- _WHAT THE TASK ASKS_
Counting only lines that hold "spend", give the total and nothing more.

[Records from a collection of figures]

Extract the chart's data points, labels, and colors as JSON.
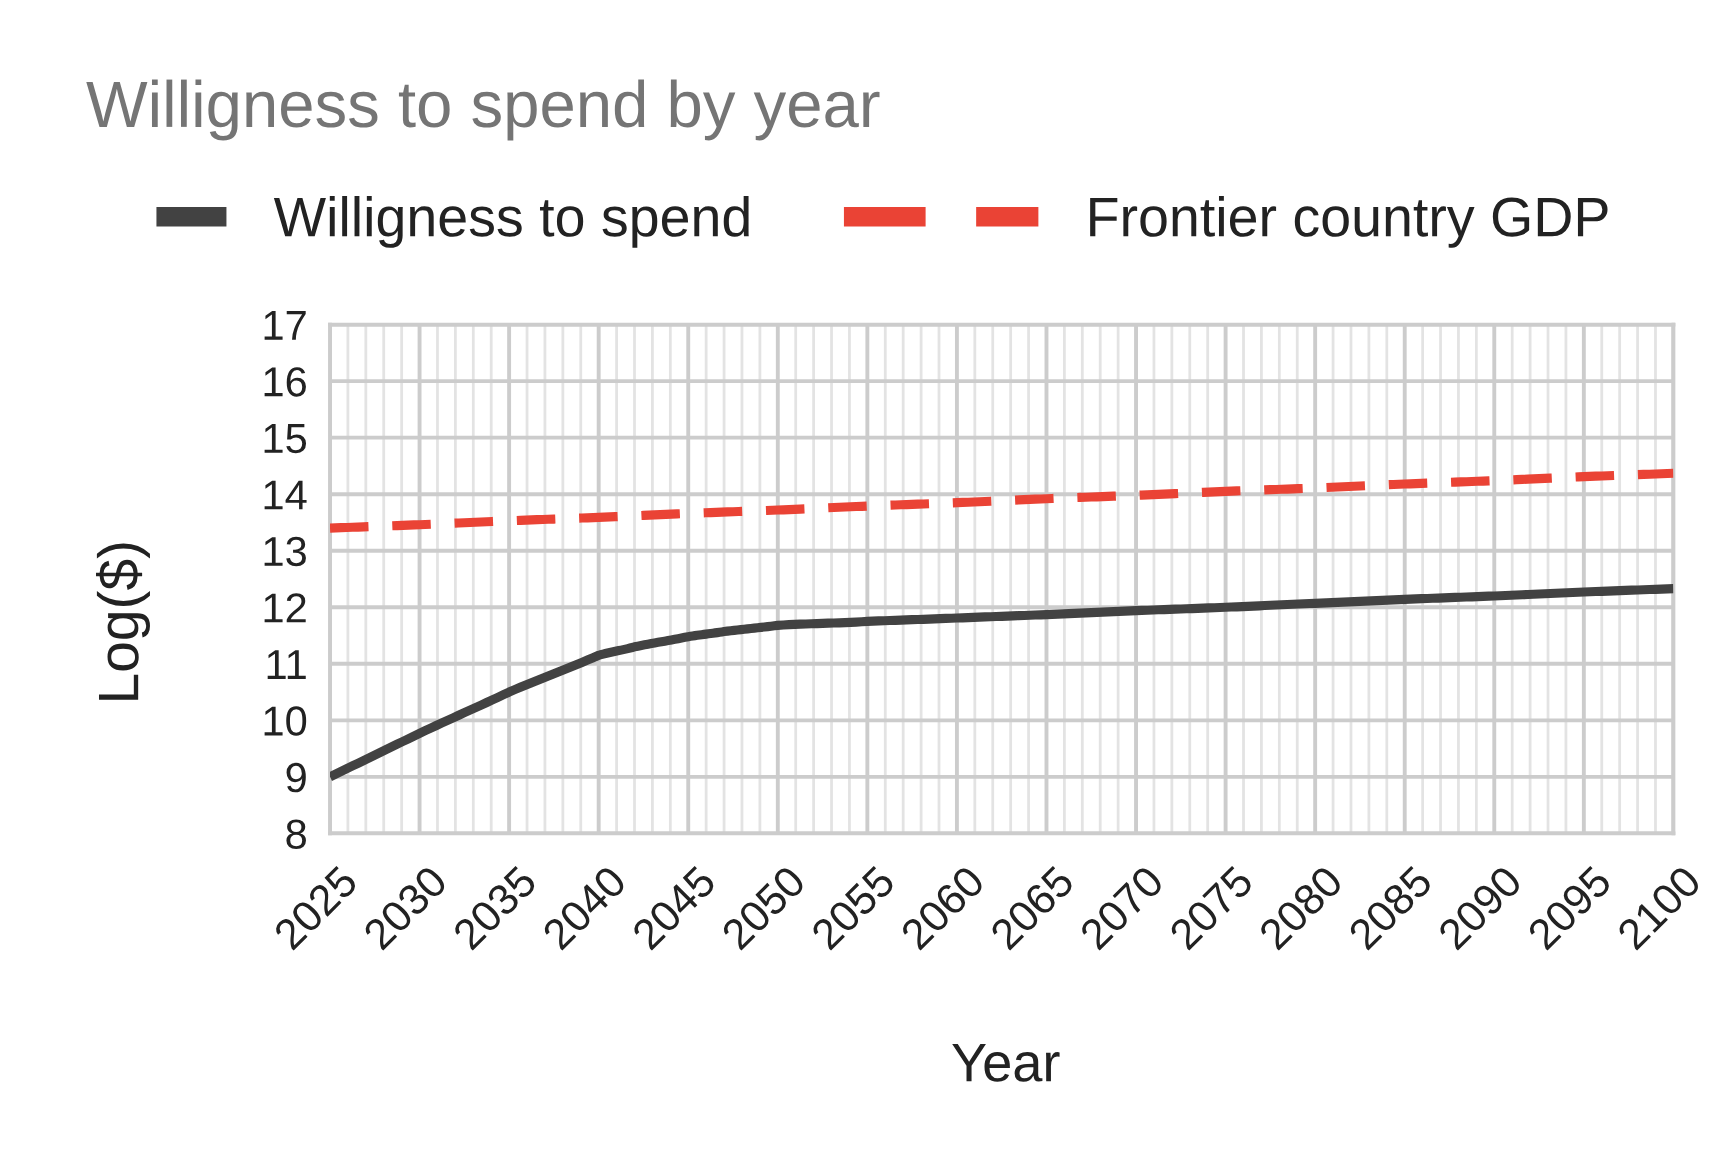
{
  "chart_data": {
    "type": "line",
    "title": "Willigness to spend by year",
    "xlabel": "Year",
    "ylabel": "Log($)",
    "x": [
      2025,
      2030,
      2035,
      2040,
      2045,
      2050,
      2055,
      2060,
      2065,
      2070,
      2075,
      2080,
      2085,
      2090,
      2095,
      2100
    ],
    "series": [
      {
        "name": "Willigness to spend",
        "color": "#424242",
        "line_style": "solid",
        "x": [
          2025,
          2030,
          2035,
          2040,
          2042,
          2045,
          2047,
          2050,
          2055,
          2060,
          2065,
          2070,
          2075,
          2080,
          2085,
          2090,
          2095,
          2100
        ],
        "values": [
          9.0,
          9.77,
          10.5,
          11.15,
          11.3,
          11.48,
          11.57,
          11.68,
          11.75,
          11.81,
          11.87,
          11.94,
          12.0,
          12.07,
          12.14,
          12.2,
          12.27,
          12.33
        ]
      },
      {
        "name": "Frontier country GDP",
        "color": "#ea4335",
        "line_style": "dashed",
        "values": [
          13.4,
          13.46,
          13.53,
          13.59,
          13.66,
          13.72,
          13.79,
          13.85,
          13.92,
          13.98,
          14.05,
          14.11,
          14.18,
          14.24,
          14.31,
          14.37
        ]
      }
    ],
    "xlim": [
      2025,
      2100
    ],
    "xticks": [
      2025,
      {
        "value": 2026,
        "label": null
      },
      {
        "value": 2027,
        "label": null
      },
      {
        "value": 2028,
        "label": null
      },
      {
        "value": 2029,
        "label": null
      },
      2030,
      {
        "value": 2031,
        "label": null
      },
      {
        "value": 2032,
        "label": null
      },
      {
        "value": 2033,
        "label": null
      },
      {
        "value": 2034,
        "label": null
      },
      2035,
      {
        "value": 2036,
        "label": null
      },
      {
        "value": 2037,
        "label": null
      },
      {
        "value": 2038,
        "label": null
      },
      {
        "value": 2039,
        "label": null
      },
      2040,
      {
        "value": 2041,
        "label": null
      },
      {
        "value": 2042,
        "label": null
      },
      {
        "value": 2043,
        "label": null
      },
      {
        "value": 2044,
        "label": null
      },
      2045,
      {
        "value": 2046,
        "label": null
      },
      {
        "value": 2047,
        "label": null
      },
      {
        "value": 2048,
        "label": null
      },
      {
        "value": 2049,
        "label": null
      },
      2050,
      {
        "value": 2051,
        "label": null
      },
      {
        "value": 2052,
        "label": null
      },
      {
        "value": 2053,
        "label": null
      },
      {
        "value": 2054,
        "label": null
      },
      2055,
      {
        "value": 2056,
        "label": null
      },
      {
        "value": 2057,
        "label": null
      },
      {
        "value": 2058,
        "label": null
      },
      {
        "value": 2059,
        "label": null
      },
      2060,
      {
        "value": 2061,
        "label": null
      },
      {
        "value": 2062,
        "label": null
      },
      {
        "value": 2063,
        "label": null
      },
      {
        "value": 2064,
        "label": null
      },
      2065,
      {
        "value": 2066,
        "label": null
      },
      {
        "value": 2067,
        "label": null
      },
      {
        "value": 2068,
        "label": null
      },
      {
        "value": 2069,
        "label": null
      },
      2070,
      {
        "value": 2071,
        "label": null
      },
      {
        "value": 2072,
        "label": null
      },
      {
        "value": 2073,
        "label": null
      },
      {
        "value": 2074,
        "label": null
      },
      2075,
      {
        "value": 2076,
        "label": null
      },
      {
        "value": 2077,
        "label": null
      },
      {
        "value": 2078,
        "label": null
      },
      {
        "value": 2079,
        "label": null
      },
      2080,
      {
        "value": 2081,
        "label": null
      },
      {
        "value": 2082,
        "label": null
      },
      {
        "value": 2083,
        "label": null
      },
      {
        "value": 2084,
        "label": null
      },
      2085,
      {
        "value": 2086,
        "label": null
      },
      {
        "value": 2087,
        "label": null
      },
      {
        "value": 2088,
        "label": null
      },
      {
        "value": 2089,
        "label": null
      },
      2090,
      {
        "value": 2091,
        "label": null
      },
      {
        "value": 2092,
        "label": null
      },
      {
        "value": 2093,
        "label": null
      },
      {
        "value": 2094,
        "label": null
      },
      2095,
      {
        "value": 2096,
        "label": null
      },
      {
        "value": 2097,
        "label": null
      },
      {
        "value": 2098,
        "label": null
      },
      {
        "value": 2099,
        "label": null
      },
      2100
    ],
    "ylim": [
      8,
      17
    ],
    "yticks": [
      8,
      9,
      10,
      11,
      12,
      13,
      14,
      15,
      16,
      17
    ],
    "grid": true,
    "legend": "top"
  }
}
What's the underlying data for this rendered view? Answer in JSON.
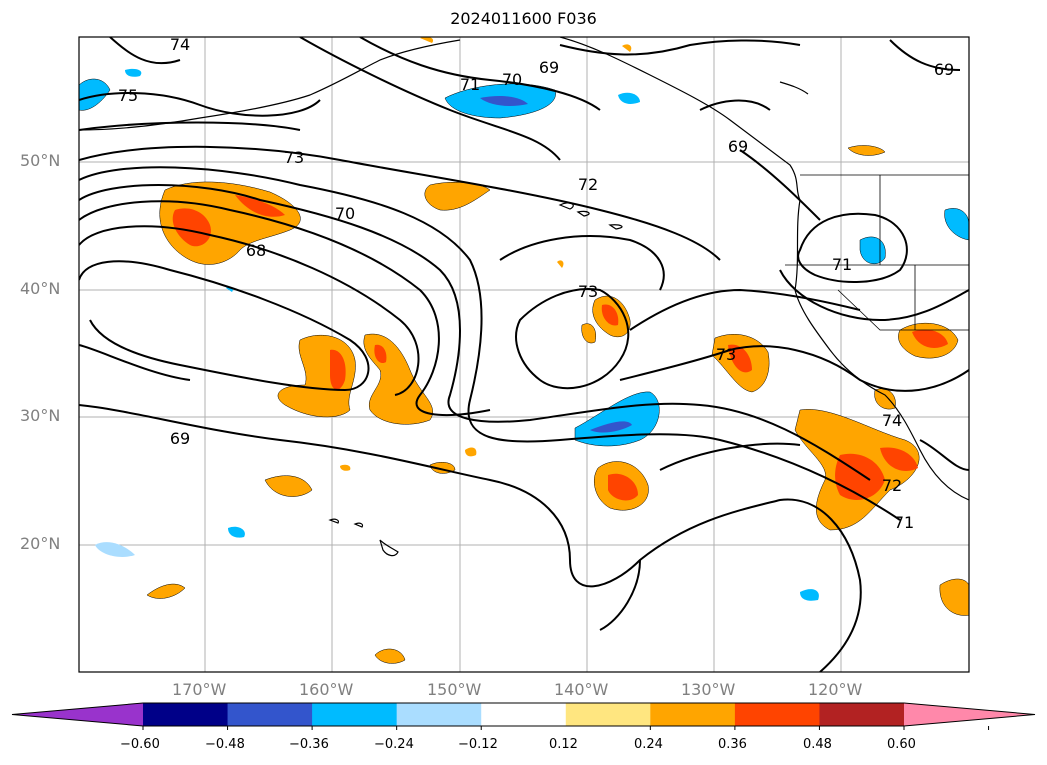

- _COMPLETED TASK_
2